[Recorded data]
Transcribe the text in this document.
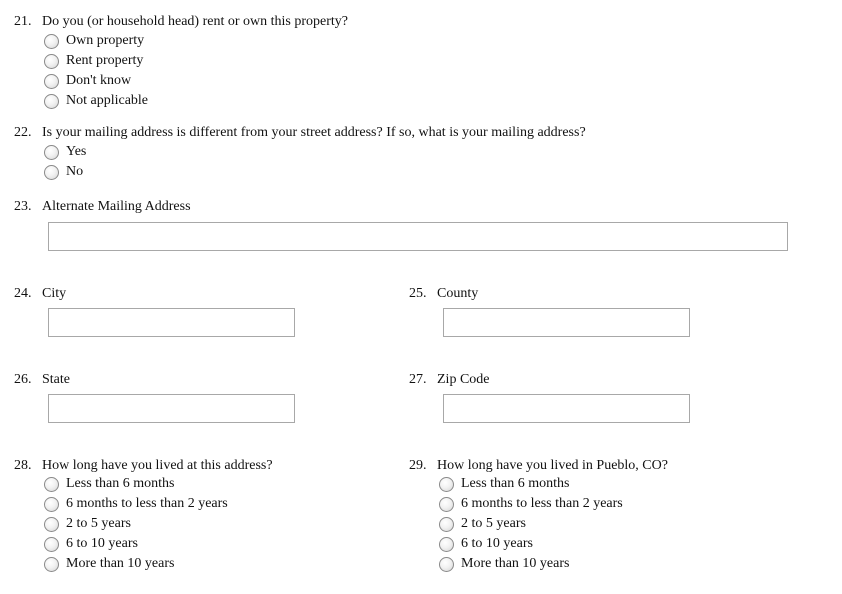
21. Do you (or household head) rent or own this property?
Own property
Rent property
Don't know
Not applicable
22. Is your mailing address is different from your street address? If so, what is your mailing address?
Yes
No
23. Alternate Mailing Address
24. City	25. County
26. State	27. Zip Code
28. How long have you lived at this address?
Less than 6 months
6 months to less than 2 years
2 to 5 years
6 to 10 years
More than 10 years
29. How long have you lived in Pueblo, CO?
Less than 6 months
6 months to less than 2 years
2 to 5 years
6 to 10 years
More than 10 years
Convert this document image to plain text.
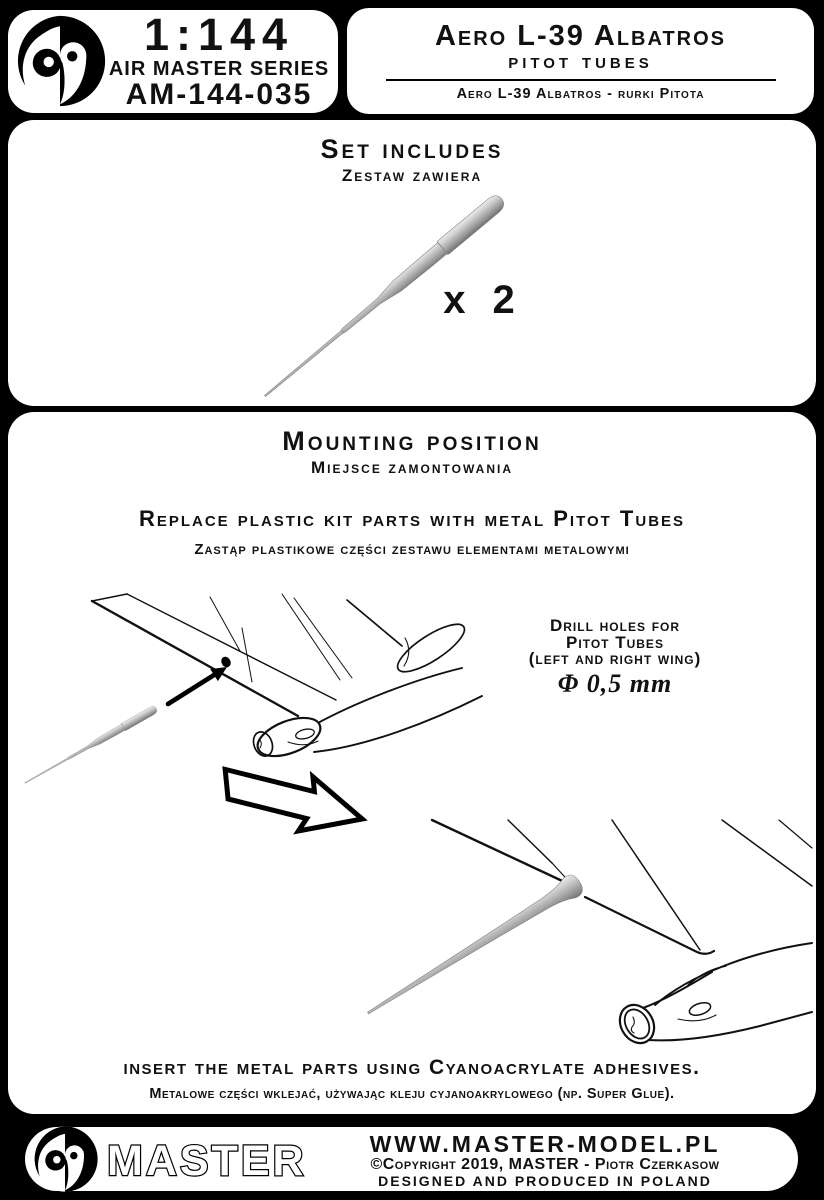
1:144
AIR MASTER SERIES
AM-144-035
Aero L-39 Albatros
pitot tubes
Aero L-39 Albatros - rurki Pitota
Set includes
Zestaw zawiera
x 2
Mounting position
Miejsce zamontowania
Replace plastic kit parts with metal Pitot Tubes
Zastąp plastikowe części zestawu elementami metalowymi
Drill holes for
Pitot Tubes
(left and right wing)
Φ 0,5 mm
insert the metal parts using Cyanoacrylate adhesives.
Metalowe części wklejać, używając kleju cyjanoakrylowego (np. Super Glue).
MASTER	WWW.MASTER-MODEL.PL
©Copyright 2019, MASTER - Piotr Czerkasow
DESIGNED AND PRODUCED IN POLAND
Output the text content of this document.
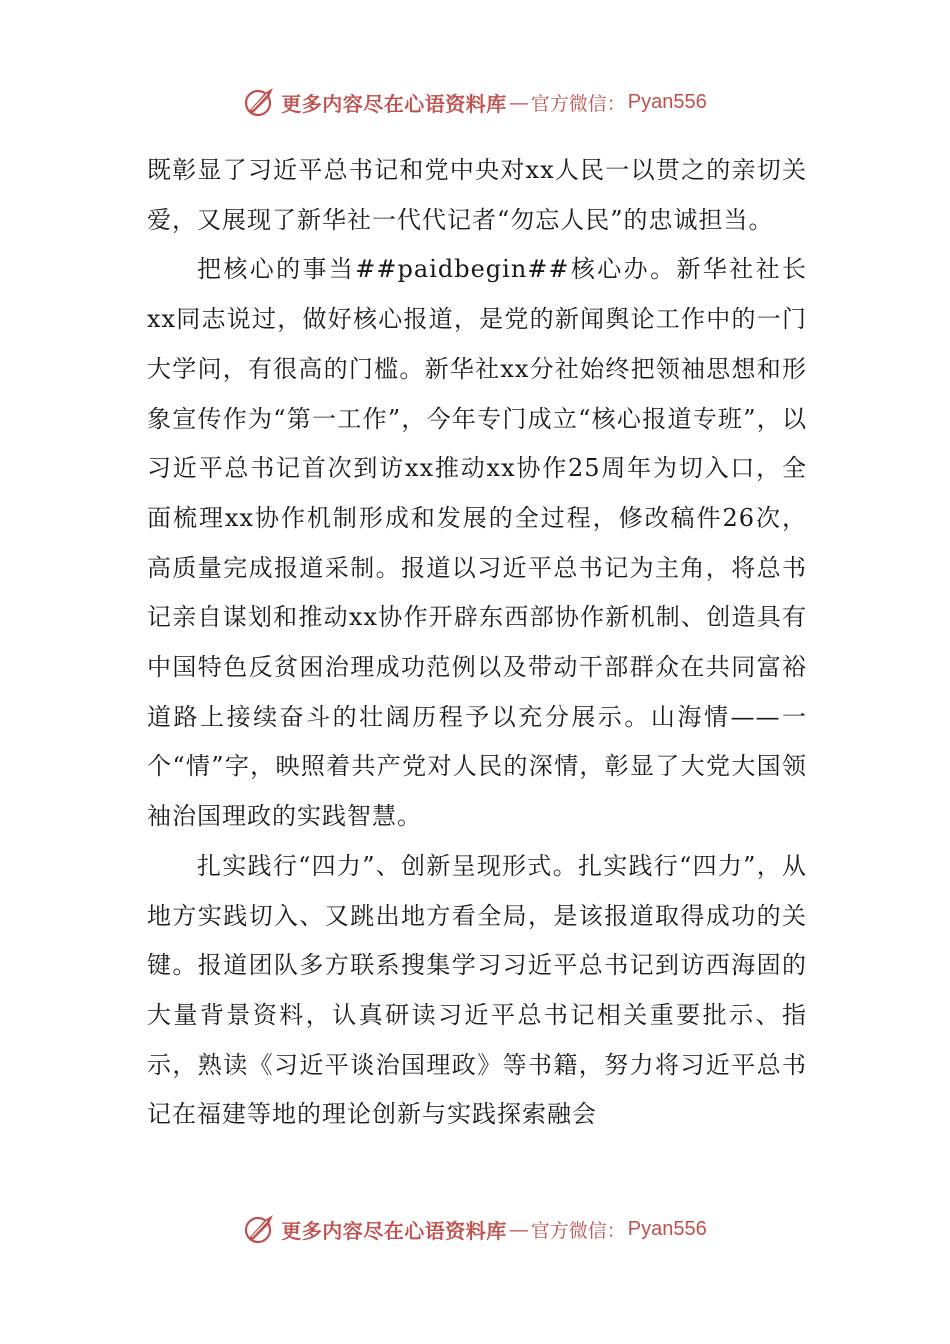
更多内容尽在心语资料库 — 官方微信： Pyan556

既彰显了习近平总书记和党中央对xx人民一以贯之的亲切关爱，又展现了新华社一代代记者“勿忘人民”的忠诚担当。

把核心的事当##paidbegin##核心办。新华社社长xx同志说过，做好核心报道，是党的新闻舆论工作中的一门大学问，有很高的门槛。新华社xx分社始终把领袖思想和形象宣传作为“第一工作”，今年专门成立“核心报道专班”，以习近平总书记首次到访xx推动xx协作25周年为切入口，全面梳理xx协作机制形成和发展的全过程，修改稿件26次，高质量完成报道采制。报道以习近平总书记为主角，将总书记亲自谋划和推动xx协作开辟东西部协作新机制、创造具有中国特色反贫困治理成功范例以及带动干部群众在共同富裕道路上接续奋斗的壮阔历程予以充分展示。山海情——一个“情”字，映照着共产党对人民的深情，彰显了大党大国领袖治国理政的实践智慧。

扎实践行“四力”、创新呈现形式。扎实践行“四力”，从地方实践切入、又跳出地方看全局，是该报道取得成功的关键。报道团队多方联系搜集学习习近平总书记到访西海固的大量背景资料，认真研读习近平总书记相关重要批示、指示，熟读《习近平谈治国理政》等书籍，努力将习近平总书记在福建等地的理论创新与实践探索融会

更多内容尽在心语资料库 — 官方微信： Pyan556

→ Given instruction
Retype the data above exactly; pictures are not part of the copy.

→ Response
Transcribe the text in this document.
21. Do you (or household head) rent or own this property?
Own property
Rent property
Don't know
Not applicable
22. Is your mailing address is different from your street address? If so, what is your mailing address?
Yes
No
23. Alternate Mailing Address
24. City	25. County
26. State	27. Zip Code
28. How long have you lived at this address?
Less than 6 months
6 months to less than 2 years
2 to 5 years
6 to 10 years
More than 10 years
29. How long have you lived in Pueblo, CO?
Less than 6 months
6 months to less than 2 years
2 to 5 years
6 to 10 years
More than 10 years
Convert this document image to plain text.
1:144
AIR MASTER SERIES
AM-144-035
Aero L-39 Albatros
pitot tubes
Aero L-39 Albatros - rurki Pitota
Set includes
Zestaw zawiera
x 2
Mounting position
Miejsce zamontowania
Replace plastic kit parts with metal Pitot Tubes
Zastąp plastikowe części zestawu elementami metalowymi
Drill holes for
Pitot Tubes
(left and right wing)
Φ 0,5 mm
insert the metal parts using Cyanoacrylate adhesives.
Metalowe części wklejać, używając kleju cyjanoakrylowego (np. Super Glue).
MASTER	WWW.MASTER-MODEL.PL
©Copyright 2019, MASTER - Piotr Czerkasow
DESIGNED AND PRODUCED IN POLAND
Output the text content of this document.
更多内容尽在心语资料库 — 官方微信： Pyan556

既彰显了习近平总书记和党中央对xx人民一以贯之的亲切关爱，又展现了新华社一代代记者“勿忘人民”的忠诚担当。

把核心的事当##paidbegin##核心办。新华社社长xx同志说过，做好核心报道，是党的新闻舆论工作中的一门大学问，有很高的门槛。新华社xx分社始终把领袖思想和形象宣传作为“第一工作”，今年专门成立“核心报道专班”，以习近平总书记首次到访xx推动xx协作25周年为切入口，全面梳理xx协作机制形成和发展的全过程，修改稿件26次，高质量完成报道采制。报道以习近平总书记为主角，将总书记亲自谋划和推动xx协作开辟东西部协作新机制、创造具有中国特色反贫困治理成功范例以及带动干部群众在共同富裕道路上接续奋斗的壮阔历程予以充分展示。山海情——一个“情”字，映照着共产党对人民的深情，彰显了大党大国领袖治国理政的实践智慧。

扎实践行“四力”、创新呈现形式。扎实践行“四力”，从地方实践切入、又跳出地方看全局，是该报道取得成功的关键。报道团队多方联系搜集学习习近平总书记到访西海固的大量背景资料，认真研读习近平总书记相关重要批示、指示，熟读《习近平谈治国理政》等书籍，努力将习近平总书记在福建等地的理论创新与实践探索融会

更多内容尽在心语资料库 — 官方微信： Pyan556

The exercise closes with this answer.